··· Records provided ···

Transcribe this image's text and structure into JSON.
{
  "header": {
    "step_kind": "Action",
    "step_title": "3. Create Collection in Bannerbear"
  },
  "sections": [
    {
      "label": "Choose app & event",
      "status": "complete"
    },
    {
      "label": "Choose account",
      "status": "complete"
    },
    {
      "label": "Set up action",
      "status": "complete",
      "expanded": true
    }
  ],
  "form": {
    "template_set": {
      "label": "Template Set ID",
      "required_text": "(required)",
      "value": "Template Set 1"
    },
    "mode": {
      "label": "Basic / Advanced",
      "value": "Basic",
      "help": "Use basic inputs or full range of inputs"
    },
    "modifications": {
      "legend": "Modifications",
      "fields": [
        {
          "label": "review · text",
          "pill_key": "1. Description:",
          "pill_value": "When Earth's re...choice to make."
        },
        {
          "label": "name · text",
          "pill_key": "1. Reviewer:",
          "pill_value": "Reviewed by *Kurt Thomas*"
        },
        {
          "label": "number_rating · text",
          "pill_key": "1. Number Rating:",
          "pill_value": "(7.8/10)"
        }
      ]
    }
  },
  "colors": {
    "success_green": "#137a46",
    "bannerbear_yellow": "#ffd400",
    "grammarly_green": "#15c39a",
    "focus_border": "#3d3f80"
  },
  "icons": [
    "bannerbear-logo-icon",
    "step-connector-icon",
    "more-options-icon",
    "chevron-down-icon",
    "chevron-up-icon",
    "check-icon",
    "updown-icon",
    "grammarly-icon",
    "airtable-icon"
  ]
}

···

Pull out each record as written and restate it exactly.

# Output
Transcribe this image's text and structure into JSON.
{
  "header": {
    "step_kind": "Action",
    "step_title": "3. Create Collection in Bannerbear"
  },
  "sections": [
    {
      "label": "Choose app & event",
      "status": "complete"
    },
    {
      "label": "Choose account",
      "status": "complete"
    },
    {
      "label": "Set up action",
      "status": "complete",
      "expanded": true
    }
  ],
  "form": {
    "template_set": {
      "label": "Template Set ID",
      "required_text": "(required)",
      "value": "Template Set 1"
    },
    "mode": {
      "label": "Basic / Advanced",
      "value": "Basic",
      "help": "Use basic inputs or full range of inputs"
    },
    "modifications": {
      "legend": "Modifications",
      "fields": [
        {
          "label": "review · text",
          "pill_key": "1. Description:",
          "pill_value": "When Earth's re...choice to make."
        },
        {
          "label": "name · text",
          "pill_key": "1. Reviewer:",
          "pill_value": "Reviewed by *Kurt Thomas*"
        },
        {
          "label": "number_rating · text",
          "pill_key": "1. Number Rating:",
          "pill_value": "(7.8/10)"
        }
      ]
    }
  },
  "colors": {
    "success_green": "#137a46",
    "bannerbear_yellow": "#ffd400",
    "grammarly_green": "#15c39a",
    "focus_border": "#3d3f80"
  },
  "icons": [
    "bannerbear-logo-icon",
    "step-connector-icon",
    "more-options-icon",
    "chevron-down-icon",
    "chevron-up-icon",
    "check-icon",
    "updown-icon",
    "grammarly-icon",
    "airtable-icon"
  ]
}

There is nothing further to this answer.